Instruction> Edit the entries below so that every occurrence of "thickness" becomes "depth", and leave everything else untouched.

[Dataset excerpt]

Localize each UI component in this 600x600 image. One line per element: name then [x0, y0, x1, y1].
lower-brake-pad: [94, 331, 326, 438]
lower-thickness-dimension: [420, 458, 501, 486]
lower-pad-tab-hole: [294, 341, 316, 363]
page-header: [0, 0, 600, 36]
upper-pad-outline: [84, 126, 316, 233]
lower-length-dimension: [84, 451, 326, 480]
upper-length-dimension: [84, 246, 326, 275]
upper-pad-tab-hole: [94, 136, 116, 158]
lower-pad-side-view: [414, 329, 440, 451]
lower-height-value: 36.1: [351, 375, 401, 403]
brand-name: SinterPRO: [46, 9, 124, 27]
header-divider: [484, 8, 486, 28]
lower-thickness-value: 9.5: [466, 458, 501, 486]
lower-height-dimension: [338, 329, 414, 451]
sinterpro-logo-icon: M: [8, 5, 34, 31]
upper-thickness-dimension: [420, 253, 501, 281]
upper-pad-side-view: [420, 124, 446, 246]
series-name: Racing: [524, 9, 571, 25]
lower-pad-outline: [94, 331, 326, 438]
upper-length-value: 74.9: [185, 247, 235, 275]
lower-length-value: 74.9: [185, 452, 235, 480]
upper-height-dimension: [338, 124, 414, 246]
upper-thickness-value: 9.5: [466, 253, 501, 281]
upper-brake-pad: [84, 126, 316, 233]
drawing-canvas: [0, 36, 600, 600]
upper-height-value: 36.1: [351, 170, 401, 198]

Output below>
Localize each UI component in this 600x600 image. One line per element: name then [x0, y0, x1, y1].
lower-brake-pad: [94, 331, 326, 438]
lower-depth-dimension: [420, 458, 501, 486]
lower-pad-tab-hole: [294, 341, 316, 363]
page-header: [0, 0, 600, 36]
upper-pad-outline: [84, 126, 316, 233]
lower-length-dimension: [84, 451, 326, 480]
upper-length-dimension: [84, 246, 326, 275]
upper-pad-tab-hole: [94, 136, 116, 158]
lower-pad-side-view: [414, 329, 440, 451]
lower-height-value: 36.1: [351, 375, 401, 403]
brand-name: SinterPRO: [46, 9, 124, 27]
header-divider: [484, 8, 486, 28]
lower-depth-value: 9.5: [466, 458, 501, 486]
lower-height-dimension: [338, 329, 414, 451]
sinterpro-logo-icon: M: [8, 5, 34, 31]
upper-depth-dimension: [420, 253, 501, 281]
upper-pad-side-view: [420, 124, 446, 246]
series-name: Racing: [524, 9, 571, 25]
lower-pad-outline: [94, 331, 326, 438]
upper-length-value: 74.9: [185, 247, 235, 275]
lower-length-value: 74.9: [185, 452, 235, 480]
upper-height-dimension: [338, 124, 414, 246]
upper-depth-value: 9.5: [466, 253, 501, 281]
upper-brake-pad: [84, 126, 316, 233]
drawing-canvas: [0, 36, 600, 600]
upper-height-value: 36.1: [351, 170, 401, 198]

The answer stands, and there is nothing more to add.